● INSTRUCTIONS FOR THE TASK:
Switch every "x-axis-title" to "x-axis-label" in the dataset entries below, and leave every other line and character as it is.

## start GIVEN INFORMATION

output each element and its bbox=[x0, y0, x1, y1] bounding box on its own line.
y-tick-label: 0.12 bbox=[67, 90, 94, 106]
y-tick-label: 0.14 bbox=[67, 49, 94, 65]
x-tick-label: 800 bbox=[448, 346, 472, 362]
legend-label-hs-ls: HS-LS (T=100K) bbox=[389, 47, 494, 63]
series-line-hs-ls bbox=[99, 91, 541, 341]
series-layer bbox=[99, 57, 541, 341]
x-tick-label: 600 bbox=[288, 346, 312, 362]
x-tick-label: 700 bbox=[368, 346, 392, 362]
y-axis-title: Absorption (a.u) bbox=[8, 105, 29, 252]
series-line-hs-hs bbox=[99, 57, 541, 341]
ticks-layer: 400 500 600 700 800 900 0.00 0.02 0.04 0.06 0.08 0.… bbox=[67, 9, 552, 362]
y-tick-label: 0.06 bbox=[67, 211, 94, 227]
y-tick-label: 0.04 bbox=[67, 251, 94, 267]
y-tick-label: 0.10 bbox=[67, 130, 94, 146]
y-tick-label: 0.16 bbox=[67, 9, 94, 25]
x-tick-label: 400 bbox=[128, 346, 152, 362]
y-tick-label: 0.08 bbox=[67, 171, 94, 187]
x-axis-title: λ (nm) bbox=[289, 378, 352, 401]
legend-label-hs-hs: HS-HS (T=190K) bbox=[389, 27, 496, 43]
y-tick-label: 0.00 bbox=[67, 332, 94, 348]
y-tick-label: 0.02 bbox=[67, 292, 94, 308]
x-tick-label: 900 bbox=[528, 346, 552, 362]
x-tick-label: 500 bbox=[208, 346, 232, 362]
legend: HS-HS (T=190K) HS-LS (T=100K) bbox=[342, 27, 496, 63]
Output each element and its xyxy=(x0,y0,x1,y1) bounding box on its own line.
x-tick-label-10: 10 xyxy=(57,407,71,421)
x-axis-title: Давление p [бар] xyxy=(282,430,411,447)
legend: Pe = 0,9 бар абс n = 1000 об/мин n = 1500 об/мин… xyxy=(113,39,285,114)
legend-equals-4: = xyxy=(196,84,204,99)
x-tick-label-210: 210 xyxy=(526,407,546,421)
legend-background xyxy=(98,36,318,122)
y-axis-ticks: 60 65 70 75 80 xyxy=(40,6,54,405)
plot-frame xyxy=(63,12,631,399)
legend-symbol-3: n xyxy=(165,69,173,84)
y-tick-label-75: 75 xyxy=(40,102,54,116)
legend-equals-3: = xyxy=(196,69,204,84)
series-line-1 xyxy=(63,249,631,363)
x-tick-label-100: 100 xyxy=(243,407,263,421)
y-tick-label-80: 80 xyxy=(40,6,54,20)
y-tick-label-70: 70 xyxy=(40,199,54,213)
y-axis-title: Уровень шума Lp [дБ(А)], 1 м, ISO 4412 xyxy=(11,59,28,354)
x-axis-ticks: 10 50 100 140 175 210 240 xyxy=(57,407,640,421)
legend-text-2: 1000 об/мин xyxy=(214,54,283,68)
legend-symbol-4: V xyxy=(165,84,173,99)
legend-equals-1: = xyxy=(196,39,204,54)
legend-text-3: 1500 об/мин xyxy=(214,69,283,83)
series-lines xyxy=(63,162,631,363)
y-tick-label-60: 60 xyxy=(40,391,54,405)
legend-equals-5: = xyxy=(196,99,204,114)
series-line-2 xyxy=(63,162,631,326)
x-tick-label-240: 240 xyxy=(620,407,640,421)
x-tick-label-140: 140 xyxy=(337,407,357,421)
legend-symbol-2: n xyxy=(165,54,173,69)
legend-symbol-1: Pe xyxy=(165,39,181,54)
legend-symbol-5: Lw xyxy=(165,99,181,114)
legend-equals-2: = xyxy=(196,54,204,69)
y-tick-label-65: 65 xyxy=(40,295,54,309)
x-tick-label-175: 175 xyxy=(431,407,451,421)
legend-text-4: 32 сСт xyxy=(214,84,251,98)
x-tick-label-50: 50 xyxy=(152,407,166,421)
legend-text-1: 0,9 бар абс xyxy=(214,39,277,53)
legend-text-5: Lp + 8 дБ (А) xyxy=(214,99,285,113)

## end GIVEN INFORMATION

● REPLY TO THE TASK:
output each element and its bbox=[x0, y0, x1, y1] bounding box on its own line.
y-tick-label: 0.12 bbox=[67, 90, 94, 106]
y-tick-label: 0.14 bbox=[67, 49, 94, 65]
x-tick-label: 800 bbox=[448, 346, 472, 362]
legend-label-hs-ls: HS-LS (T=100K) bbox=[389, 47, 494, 63]
series-line-hs-ls bbox=[99, 91, 541, 341]
series-layer bbox=[99, 57, 541, 341]
x-tick-label: 600 bbox=[288, 346, 312, 362]
x-tick-label: 700 bbox=[368, 346, 392, 362]
y-axis-title: Absorption (a.u) bbox=[8, 105, 29, 252]
series-line-hs-hs bbox=[99, 57, 541, 341]
ticks-layer: 400 500 600 700 800 900 0.00 0.02 0.04 0.06 0.08 0.… bbox=[67, 9, 552, 362]
y-tick-label: 0.06 bbox=[67, 211, 94, 227]
y-tick-label: 0.04 bbox=[67, 251, 94, 267]
y-tick-label: 0.10 bbox=[67, 130, 94, 146]
y-tick-label: 0.16 bbox=[67, 9, 94, 25]
x-tick-label: 400 bbox=[128, 346, 152, 362]
y-tick-label: 0.08 bbox=[67, 171, 94, 187]
x-axis-label: λ (nm) bbox=[289, 378, 352, 401]
legend-label-hs-hs: HS-HS (T=190K) bbox=[389, 27, 496, 43]
y-tick-label: 0.00 bbox=[67, 332, 94, 348]
y-tick-label: 0.02 bbox=[67, 292, 94, 308]
x-tick-label: 900 bbox=[528, 346, 552, 362]
x-tick-label: 500 bbox=[208, 346, 232, 362]
legend: HS-HS (T=190K) HS-LS (T=100K) bbox=[342, 27, 496, 63]
Output each element and its xyxy=(x0,y0,x1,y1) bounding box on its own line.
x-tick-label-10: 10 xyxy=(57,407,71,421)
x-axis-label: Давление p [бар] xyxy=(282,430,411,447)
legend: Pe = 0,9 бар абс n = 1000 об/мин n = 1500 об/мин… xyxy=(113,39,285,114)
legend-equals-4: = xyxy=(196,84,204,99)
x-tick-label-210: 210 xyxy=(526,407,546,421)
legend-background xyxy=(98,36,318,122)
y-axis-ticks: 60 65 70 75 80 xyxy=(40,6,54,405)
plot-frame xyxy=(63,12,631,399)
legend-symbol-3: n xyxy=(165,69,173,84)
y-tick-label-75: 75 xyxy=(40,102,54,116)
legend-equals-3: = xyxy=(196,69,204,84)
series-line-1 xyxy=(63,249,631,363)
x-tick-label-100: 100 xyxy=(243,407,263,421)
y-tick-label-80: 80 xyxy=(40,6,54,20)
y-tick-label-70: 70 xyxy=(40,199,54,213)
y-axis-title: Уровень шума Lp [дБ(А)], 1 м, ISO 4412 xyxy=(11,59,28,354)
x-axis-ticks: 10 50 100 140 175 210 240 xyxy=(57,407,640,421)
legend-text-2: 1000 об/мин xyxy=(214,54,283,68)
legend-symbol-4: V xyxy=(165,84,173,99)
legend-equals-1: = xyxy=(196,39,204,54)
legend-text-3: 1500 об/мин xyxy=(214,69,283,83)
series-lines xyxy=(63,162,631,363)
y-tick-label-60: 60 xyxy=(40,391,54,405)
legend-equals-5: = xyxy=(196,99,204,114)
series-line-2 xyxy=(63,162,631,326)
x-tick-label-240: 240 xyxy=(620,407,640,421)
x-tick-label-140: 140 xyxy=(337,407,357,421)
legend-symbol-2: n xyxy=(165,54,173,69)
legend-symbol-1: Pe xyxy=(165,39,181,54)
legend-symbol-5: Lw xyxy=(165,99,181,114)
legend-equals-2: = xyxy=(196,54,204,69)
y-tick-label-65: 65 xyxy=(40,295,54,309)
x-tick-label-175: 175 xyxy=(431,407,451,421)
legend-text-4: 32 сСт xyxy=(214,84,251,98)
x-tick-label-50: 50 xyxy=(152,407,166,421)
legend-text-1: 0,9 бар абс xyxy=(214,39,277,53)
legend-text-5: Lp + 8 дБ (А) xyxy=(214,99,285,113)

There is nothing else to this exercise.